--- SUPPLIED PASSAGE ---
In most cases, owning is more expensive than renting in the early years. I’ve read claims that this can range from 25% to 50% higher, but the most common number is 40%. This means a home that could be rented for $2,500 per month would cost $3,500 per month to own when factoring in mortgage, taxes and insurance. I tested this with a friend’s home in my neighborhood and found it would be about 43% more per month compared to the current rent.

Let’s look at a case study of the acquisition and monthly costs of a $500,000 home.

  • $100,000 down payment – 20% to avoid the added expenses of private mortgage insurance
  • $15,000 closing costs – 3% of purchase prices, though they can range from 2-5%
  • $1,909 per month for a $400,000, 30-year mortgage at 4% interest
  • $425 per month for property taxes – a bit over the 1% average for property taxes
  • $100 per month for homeowner’s insurance
  • Acquisition costs total $115,000 and monthly costs total $2,434

Let’s also consider future growth, using the last 10 years as a benchmark according to the Freddie Mac House Price Index.

--- EXTRACTED ENTRIES ---
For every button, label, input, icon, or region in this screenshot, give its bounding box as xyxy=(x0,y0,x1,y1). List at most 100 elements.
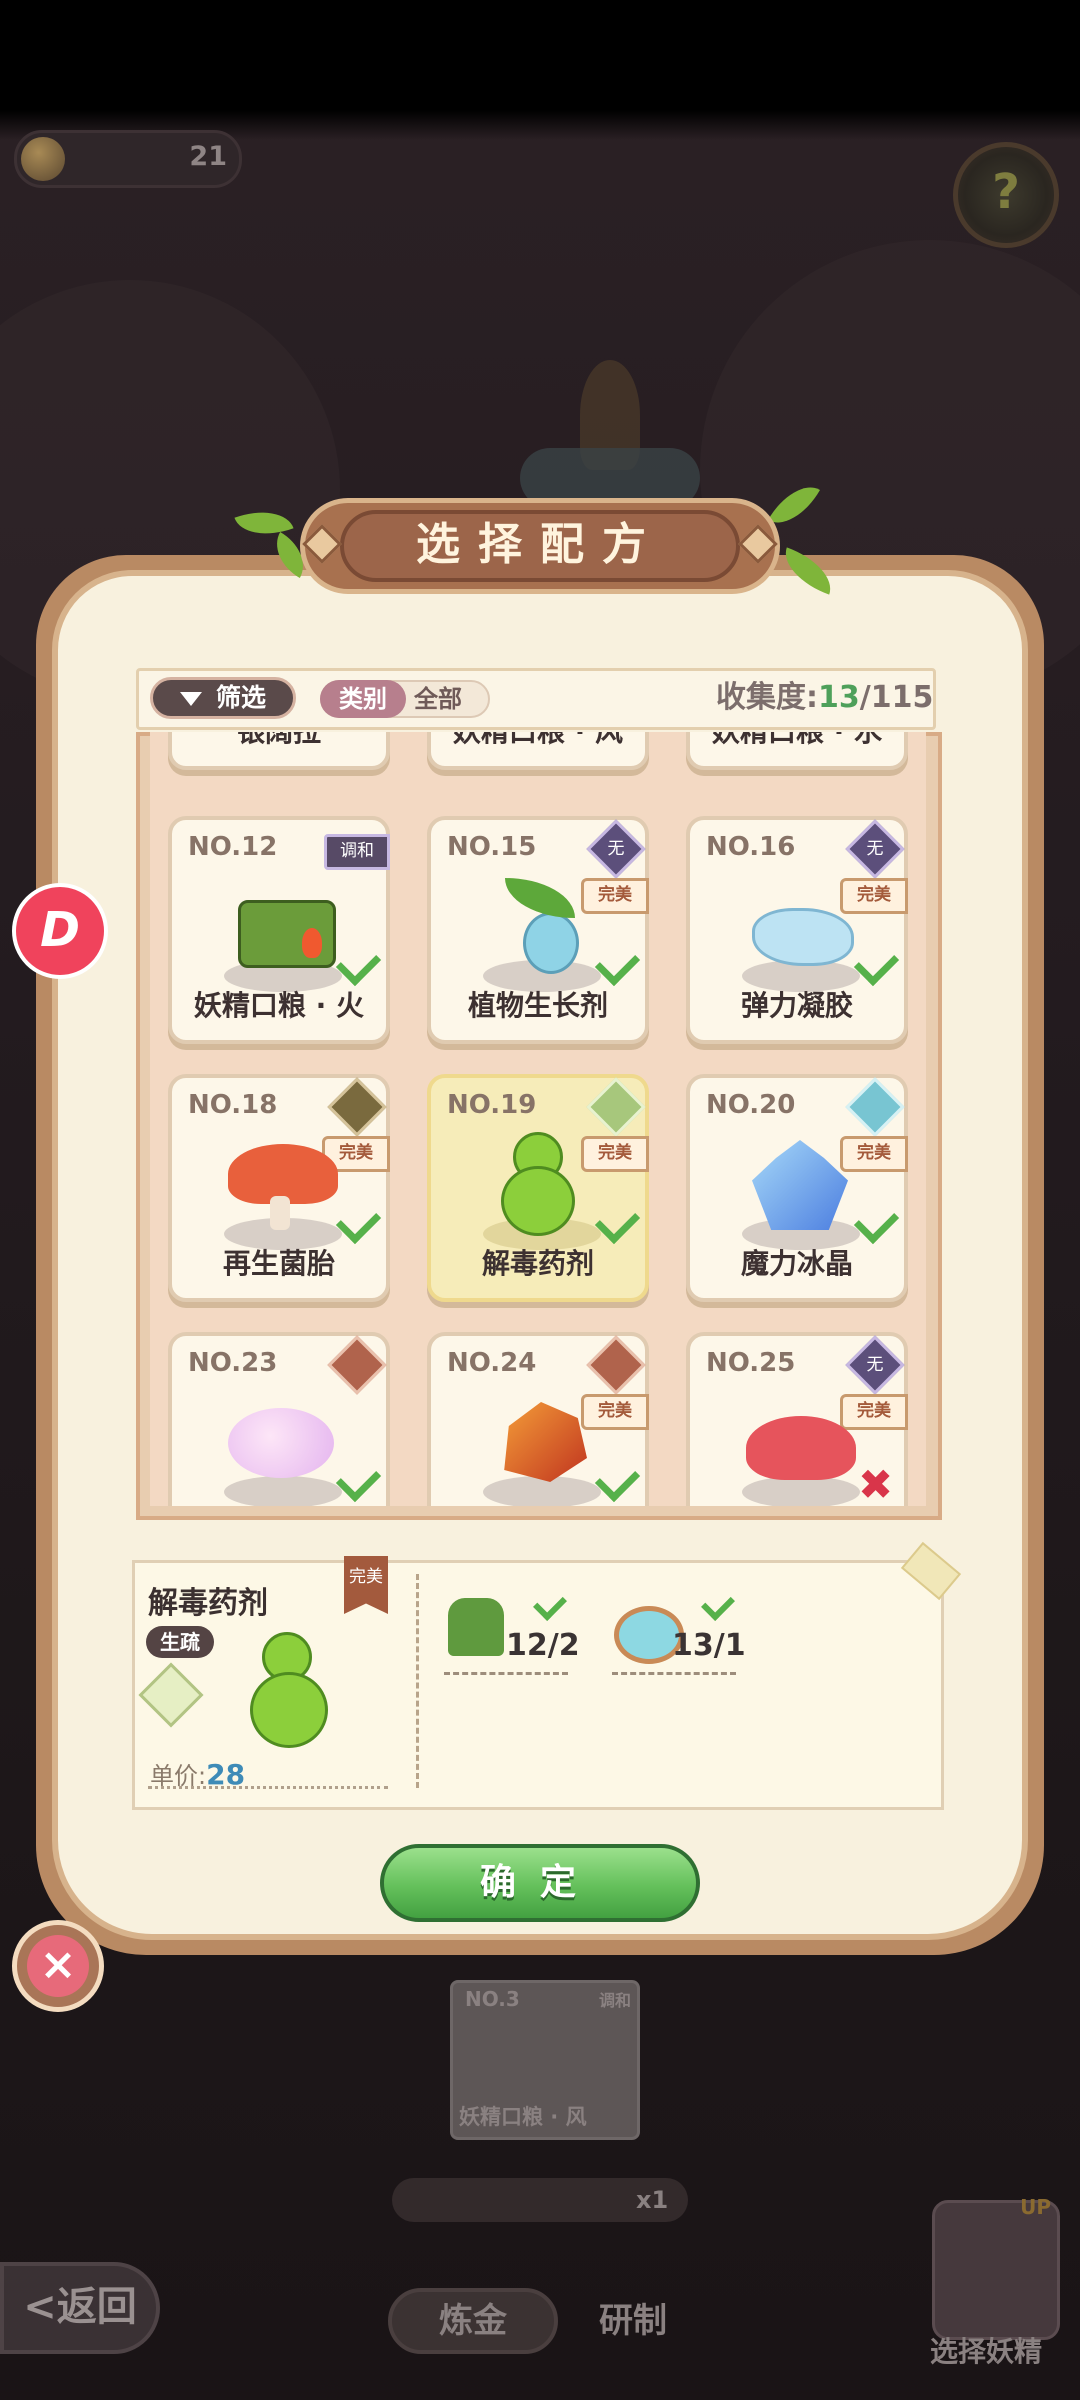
up-badge: UP xyxy=(1020,2195,1051,2219)
recipe-name: 妖精口粮 · 火 xyxy=(193,989,365,1022)
check-icon xyxy=(853,940,900,987)
herb-ingredient-icon xyxy=(448,1598,504,1656)
bg-recipe-tag: 调和 xyxy=(598,1991,631,2010)
bg-multiplier: x1 xyxy=(636,2186,669,2214)
cloud-cotton-icon xyxy=(228,1408,334,1478)
blend-tag: 调和 xyxy=(324,834,390,870)
cross-icon: ✖ xyxy=(858,1460,894,1506)
recipe-number: NO.20 xyxy=(706,1090,796,1120)
check-icon xyxy=(594,1198,641,1245)
perfect-badge: 完美 xyxy=(840,1394,908,1430)
type-fire-icon xyxy=(327,1335,387,1395)
red-jelly-icon xyxy=(746,1416,856,1480)
recipe-number: NO.24 xyxy=(447,1348,537,1378)
recipe-name: 弹力凝胶 xyxy=(740,989,853,1022)
select-fairy-label: 选择妖精 xyxy=(930,2335,1043,2368)
funnel-icon xyxy=(179,692,202,706)
check-icon xyxy=(335,1198,382,1245)
perfect-badge: 完美 xyxy=(840,1136,908,1172)
ingredient-line xyxy=(444,1672,568,1675)
check-icon xyxy=(335,940,382,987)
fairy-ration-fire-icon xyxy=(238,900,336,968)
ingredient-count: 13/1 xyxy=(672,1628,746,1663)
recipe-number: NO.16 xyxy=(706,832,796,862)
back-button[interactable]: <返回 xyxy=(0,2262,160,2354)
recipe-name: 妖精口粮 · 风 xyxy=(431,732,645,750)
item-shadow xyxy=(742,1476,860,1506)
recipe-number: NO.15 xyxy=(447,832,537,862)
perfect-badge: 完美 xyxy=(581,878,649,914)
bg-recipe-name: 妖精口粮 · 风 xyxy=(459,2105,587,2129)
check-icon xyxy=(594,1456,641,1503)
recipe-card[interactable]: 妖精口粮 · 风 xyxy=(427,732,649,770)
mushroom-stem xyxy=(270,1196,290,1230)
recipe-number: NO.19 xyxy=(447,1090,537,1120)
item-shadow xyxy=(483,1476,601,1506)
recipe-card[interactable]: 妖精口粮 · 水 xyxy=(686,732,908,770)
ingredient-count: 12/2 xyxy=(506,1628,580,1663)
ingredient-line xyxy=(612,1672,736,1675)
detail-recipe-name: 解毒药剂 xyxy=(148,1586,268,1621)
fire-icon xyxy=(302,928,322,958)
detail-divider xyxy=(416,1574,419,1788)
type-plant-icon xyxy=(586,1077,646,1137)
floating-app-button[interactable]: D xyxy=(12,883,108,979)
type-none-icon: 无 xyxy=(586,819,646,879)
coin-icon xyxy=(21,137,65,181)
recipe-card-no25[interactable]: NO.25 无 完美 ✖ xyxy=(686,1332,908,1506)
fire-ore-icon xyxy=(504,1402,587,1482)
coin-value: 21 xyxy=(189,141,227,172)
type-fire-icon xyxy=(586,1335,646,1395)
close-button[interactable]: × xyxy=(12,1920,104,2012)
recipe-number: NO.25 xyxy=(706,1348,796,1378)
elastic-gel-icon xyxy=(752,908,854,966)
check-icon xyxy=(853,1198,900,1245)
recipe-name: 银阔拉 xyxy=(172,732,386,750)
type-earth-icon xyxy=(327,1077,387,1137)
recipe-name: 妖精口粮 · 水 xyxy=(690,732,904,750)
category-label: 类别 xyxy=(320,680,406,718)
recipe-card-no19-selected[interactable]: NO.19 完美 解毒药剂 xyxy=(427,1074,649,1302)
filter-button[interactable]: 筛选 xyxy=(150,677,296,719)
price-divider xyxy=(148,1786,388,1789)
tab-alchemy[interactable]: 炼金 xyxy=(388,2288,558,2354)
recipe-card-no12[interactable]: NO.12 调和 妖精口粮 · 火 xyxy=(168,816,390,1044)
perfect-badge: 完美 xyxy=(581,1136,649,1172)
perfect-badge: 完美 xyxy=(840,878,908,914)
type-none-icon: 无 xyxy=(845,819,905,879)
recipe-card[interactable]: 银阔拉 xyxy=(168,732,390,770)
recipe-card-no16[interactable]: NO.16 无 完美 弹力凝胶 xyxy=(686,816,908,1044)
recipe-number: NO.23 xyxy=(188,1348,278,1378)
category-value[interactable]: 全部 xyxy=(414,680,462,718)
recipe-card-no20[interactable]: NO.20 完美 魔力冰晶 xyxy=(686,1074,908,1302)
recipe-card-no15[interactable]: NO.15 无 完美 植物生长剂 xyxy=(427,816,649,1044)
help-button[interactable]: ? xyxy=(953,142,1059,248)
bg-recipe-number: NO.3 xyxy=(465,1987,520,2011)
recipe-card-no23[interactable]: NO.23 xyxy=(168,1332,390,1506)
coin-counter: 21 xyxy=(14,130,242,188)
panel-title: 选择配方 xyxy=(340,510,740,582)
plant-growth-potion-icon xyxy=(523,912,579,974)
item-shadow xyxy=(224,1476,342,1506)
type-water-icon xyxy=(845,1077,905,1137)
recipe-card-no24[interactable]: NO.24 完美 xyxy=(427,1332,649,1506)
type-none-icon: 无 xyxy=(845,1335,905,1395)
close-icon: × xyxy=(27,1935,89,1997)
recipe-name: 解毒药剂 xyxy=(481,1247,594,1280)
tab-research[interactable]: 研制 xyxy=(548,2288,718,2354)
recipe-grid[interactable]: 银阔拉 妖精口粮 · 风 妖精口粮 · 水 NO.12 调和 妖精口粮 · 火 … xyxy=(150,732,926,1506)
recipe-number: NO.18 xyxy=(188,1090,278,1120)
recipe-number: NO.12 xyxy=(188,832,278,862)
antidote-potion-icon xyxy=(501,1166,575,1236)
recipe-name: 再生菌胎 xyxy=(222,1247,335,1280)
mushroom-icon xyxy=(228,1144,338,1204)
perfect-badge: 完美 xyxy=(581,1394,649,1430)
recipe-card-no18[interactable]: NO.18 完美 再生菌胎 xyxy=(168,1074,390,1302)
mana-crystal-icon xyxy=(752,1140,848,1230)
confirm-button[interactable]: 确定 xyxy=(380,1844,700,1922)
select-fairy-button[interactable]: UP xyxy=(932,2195,1060,2340)
check-icon xyxy=(335,1456,382,1503)
leaf-icon xyxy=(505,878,575,918)
bg-recipe-card: NO.3 调和 妖精口粮 · 风 xyxy=(450,1980,640,2140)
recipe-name: 魔力冰晶 xyxy=(740,1247,853,1280)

--- WHAT THE EXERCISE ASKS ---
Quote the stretch of the rent-versus-own passage from "In most cases, owning" through "the current rent.", word for word. The material that comes after the rent-versus-own passage is separate from it.

--- REPLY TO THE EXERCISE ---
In most cases, owning is more expensive than renting in the early years. I’ve read claims that this can range from 25% to 50% higher, but the most common number is 40%. This means a home that could be rented for $2,500 per month would cost $3,500 per month to own when factoring in mortgage, taxes and insurance. I tested this with a friend’s home in my neighborhood and found it would be about 43% more per month compared to the current rent.